▶ _Task prompt_: Output the lines of the entries below beginning at the one with "Extract all readable text from this page." and ending with the last, exactly as written and without pictures.

▶ _Listing_:
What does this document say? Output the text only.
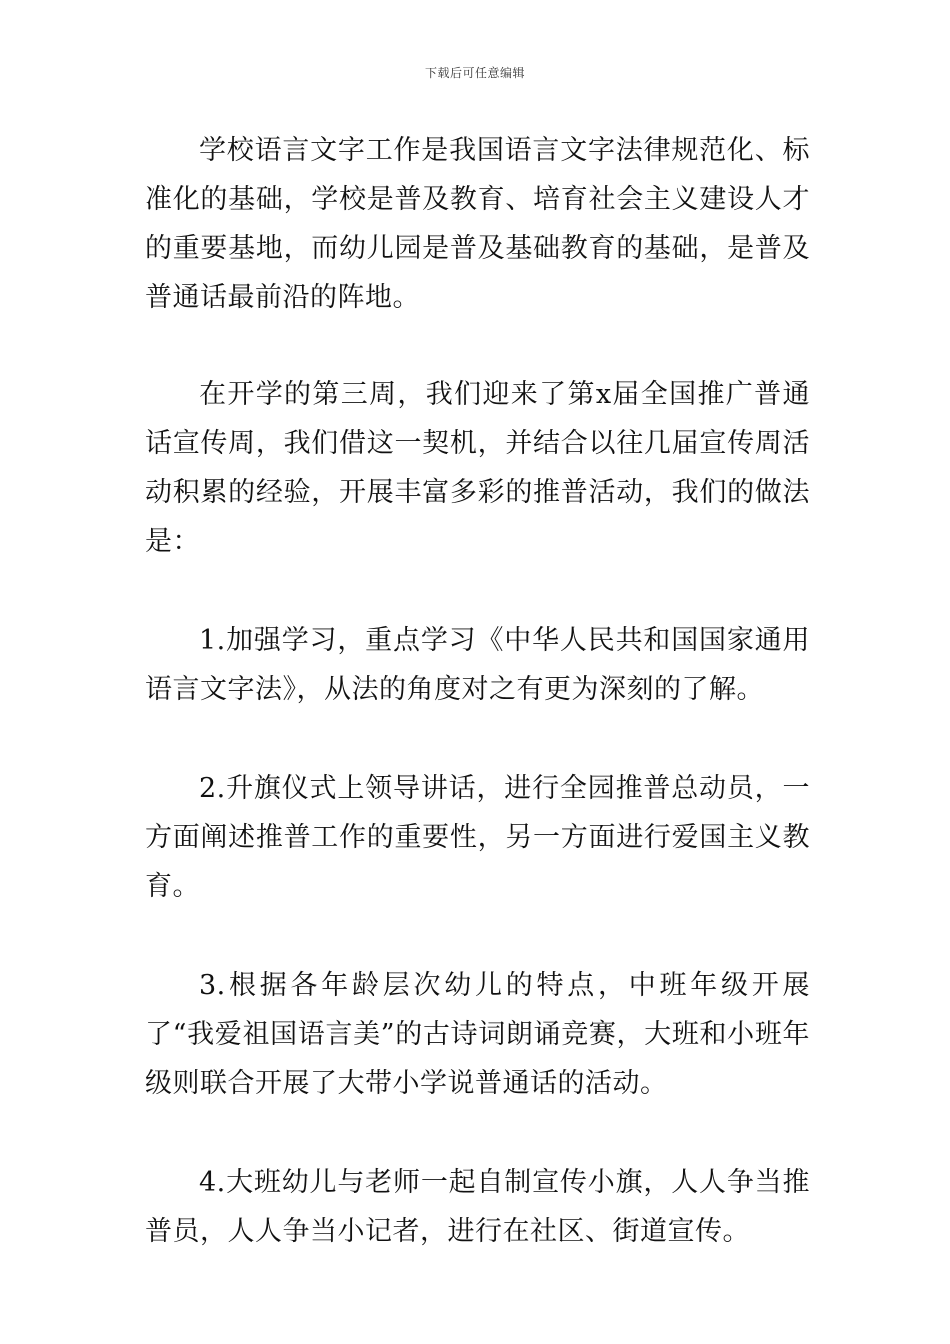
下载后可任意编辑

学校语言文字工作是我国语言文字法律规范化、标准化的基础，学校是普及教育、培育社会主义建设人才的重要基地，而幼儿园是普及基础教育的基础，是普及普通话最前沿的阵地。

在开学的第三周，我们迎来了第x届全国推广普通话宣传周，我们借这一契机，并结合以往几届宣传周活动积累的经验，开展丰富多彩的推普活动，我们的做法是：

1.加强学习，重点学习《中华人民共和国国家通用语言文字法》，从法的角度对之有更为深刻的了解。

2.升旗仪式上领导讲话，进行全园推普总动员，一方面阐述推普工作的重要性，另一方面进行爱国主义教育。

3.根据各年龄层次幼儿的特点，中班年级开展了“我爱祖国语言美”的古诗词朗诵竞赛，大班和小班年级则联合开展了大带小学说普通话的活动。

4.大班幼儿与老师一起自制宣传小旗，人人争当推普员，人人争当小记者，进行在社区、街道宣传。
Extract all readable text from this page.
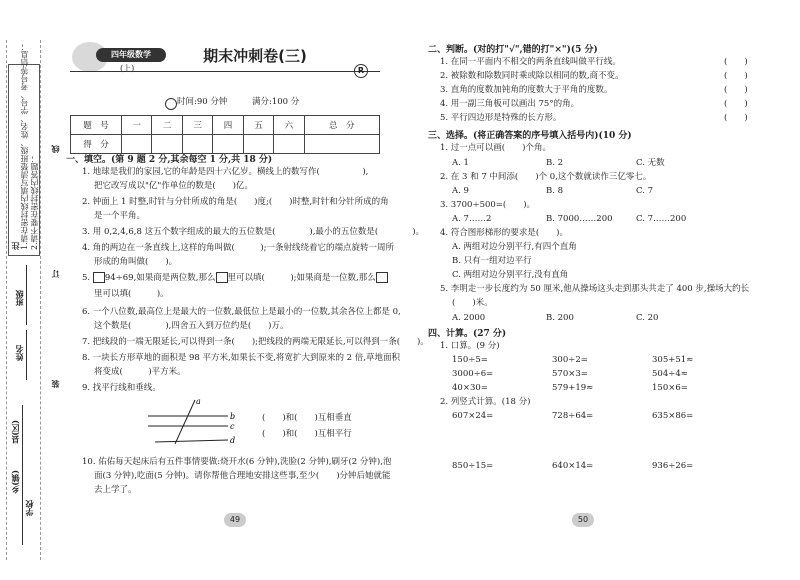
注 1.请在密封线内填写清楚班级、姓名、学号、考号等信息； 2.请不要在密封线内答题；
线
订
装
班级
姓名
县(区)
乡(镇)
学校
四年级数学
(上)
期末冲刺卷(三)
R
时间:90 分钟	满分:100 分
题　号	一	二	三	四	五	六	总　分
得　分							
一、填空。(第 9 题 2 分,其余每空 1 分,共 18 分)
1. 地球是我们的家园,它的年龄是四十六亿岁。横线上的数写作(　　　　　),
把它改写成以"亿"作单位的数是(　　)亿。
2. 钟面上 1 时整,时针与分针所成的角是(　　)度;(　　)时整,时针和分针所成的角
是一个平角。
3. 用 0,2,4,6,8 这五个数字组成的最大的五位数是(　　　　),最小的五位数是(　　　　)。
4. 角的两边在一条直线上,这样的角叫做(　　　);一条射线绕着它的端点旋转一周所
形成的角叫做(　　)。
5. 94÷69,如果商是两位数,那么 里可以填(　　　);如果商是一位数,那么
里可以填(　　　)。
6. 一个八位数,最高位上是最大的一位数,最低位上是最小的一位数,其余各位上都是 0,
这个数是(　　　　),四舍五入到万位约是(　　)万。
7. 把线段的一端无限延长,可以得到一条(　　);把线段的两端无限延长,可以得到一条(　　)。
8. 一块长方形草地的面积是 98 平方米,如果长不变,将宽扩大到原来的 2 倍,草地面积
将变成(　　　)平方米。
9. 找平行线和垂线。
a
b
c
d
(　　)和(　　)互相垂直
(　　)和(　　)互相平行
10. 佑佑每天起床后有五件事情要做:烧开水(6 分钟),洗脸(2 分钟),刷牙(2 分钟),泡
面(3 分钟),吃面(5 分钟)。请你帮他合理地安排这些事,至少(　　)分钟后她就能
去上学了。
49
二、判断。(对的打"√",错的打"×")(5 分)
1. 在同一平面内不相交的两条直线叫做平行线。	(　　)
2. 被除数和除数同时乘或除以相同的数,商不变。	(　　)
3. 直角的度数加钝角的度数大于平角的度数。	(　　)
4. 用一副三角板可以画出 75°的角。	(　　)
5. 平行四边形是特殊的长方形。	(　　)
三、选择。(将正确答案的序号填入括号内)(10 分)
1. 过一点可以画(　　)个角。
A. 1	B. 2	C. 无数
2. 在 3 和 7 中间添(　　)个 0,这个数就读作三亿零七。
A. 9	B. 8	C. 7
3. 3700÷500=(　　)。
A. 7……2	B. 7000……200	C. 7……200
4. 符合图形梯形的要求是(　　)。
A. 两组对边分别平行,有四个直角
B. 只有一组对边平行
C. 两组对边分别平行,没有直角
5. 李明走一步长度约为 50 厘米,他从操场这头走到那头共走了 400 步,操场大约长
(　　)米。
A. 2000	B. 200	C. 20
四、计算。(27 分)
1. 口算。(9 分)
150÷5=	300÷2=	305+51≈
3000÷6=	570×3=	504÷4≈
40×30=	579+19≈	150×6=
2. 列竖式计算。(18 分)
607×24=	728÷64=	635×86=
850÷15=	640×14=	936÷26=
50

▶ _Task output_:
Extract all readable text from this page.
注 1.请在密封线内填写清楚班级、姓名、学号、考号等信息； 2.请不要在密封线内答题；
线
订
装
班级
姓名
县(区)
乡(镇)
学校
四年级数学
(上)
期末冲刺卷(三)
R
时间:90 分钟	满分:100 分
题　号	一	二	三	四	五	六	总　分
得　分							
一、填空。(第 9 题 2 分,其余每空 1 分,共 18 分)
1. 地球是我们的家园,它的年龄是四十六亿岁。横线上的数写作(　　　　　),
把它改写成以"亿"作单位的数是(　　)亿。
2. 钟面上 1 时整,时针与分针所成的角是(　　)度;(　　)时整,时针和分针所成的角
是一个平角。
3. 用 0,2,4,6,8 这五个数字组成的最大的五位数是(　　　　),最小的五位数是(　　　　)。
4. 角的两边在一条直线上,这样的角叫做(　　　);一条射线绕着它的端点旋转一周所
形成的角叫做(　　)。
5. 94÷69,如果商是两位数,那么 里可以填(　　　);如果商是一位数,那么
里可以填(　　　)。
6. 一个八位数,最高位上是最大的一位数,最低位上是最小的一位数,其余各位上都是 0,
这个数是(　　　　),四舍五入到万位约是(　　)万。
7. 把线段的一端无限延长,可以得到一条(　　);把线段的两端无限延长,可以得到一条(　　)。
8. 一块长方形草地的面积是 98 平方米,如果长不变,将宽扩大到原来的 2 倍,草地面积
将变成(　　　)平方米。
9. 找平行线和垂线。
a
b
c
d
(　　)和(　　)互相垂直
(　　)和(　　)互相平行
10. 佑佑每天起床后有五件事情要做:烧开水(6 分钟),洗脸(2 分钟),刷牙(2 分钟),泡
面(3 分钟),吃面(5 分钟)。请你帮他合理地安排这些事,至少(　　)分钟后她就能
去上学了。
49
二、判断。(对的打"√",错的打"×")(5 分)
1. 在同一平面内不相交的两条直线叫做平行线。	(　　)
2. 被除数和除数同时乘或除以相同的数,商不变。	(　　)
3. 直角的度数加钝角的度数大于平角的度数。	(　　)
4. 用一副三角板可以画出 75°的角。	(　　)
5. 平行四边形是特殊的长方形。	(　　)
三、选择。(将正确答案的序号填入括号内)(10 分)
1. 过一点可以画(　　)个角。
A. 1	B. 2	C. 无数
2. 在 3 和 7 中间添(　　)个 0,这个数就读作三亿零七。
A. 9	B. 8	C. 7
3. 3700÷500=(　　)。
A. 7……2	B. 7000……200	C. 7……200
4. 符合图形梯形的要求是(　　)。
A. 两组对边分别平行,有四个直角
B. 只有一组对边平行
C. 两组对边分别平行,没有直角
5. 李明走一步长度约为 50 厘米,他从操场这头走到那头共走了 400 步,操场大约长
(　　)米。
A. 2000	B. 200	C. 20
四、计算。(27 分)
1. 口算。(9 分)
150÷5=	300÷2=	305+51≈
3000÷6=	570×3=	504÷4≈
40×30=	579+19≈	150×6=
2. 列竖式计算。(18 分)
607×24=	728÷64=	635×86=
850÷15=	640×14=	936÷26=
50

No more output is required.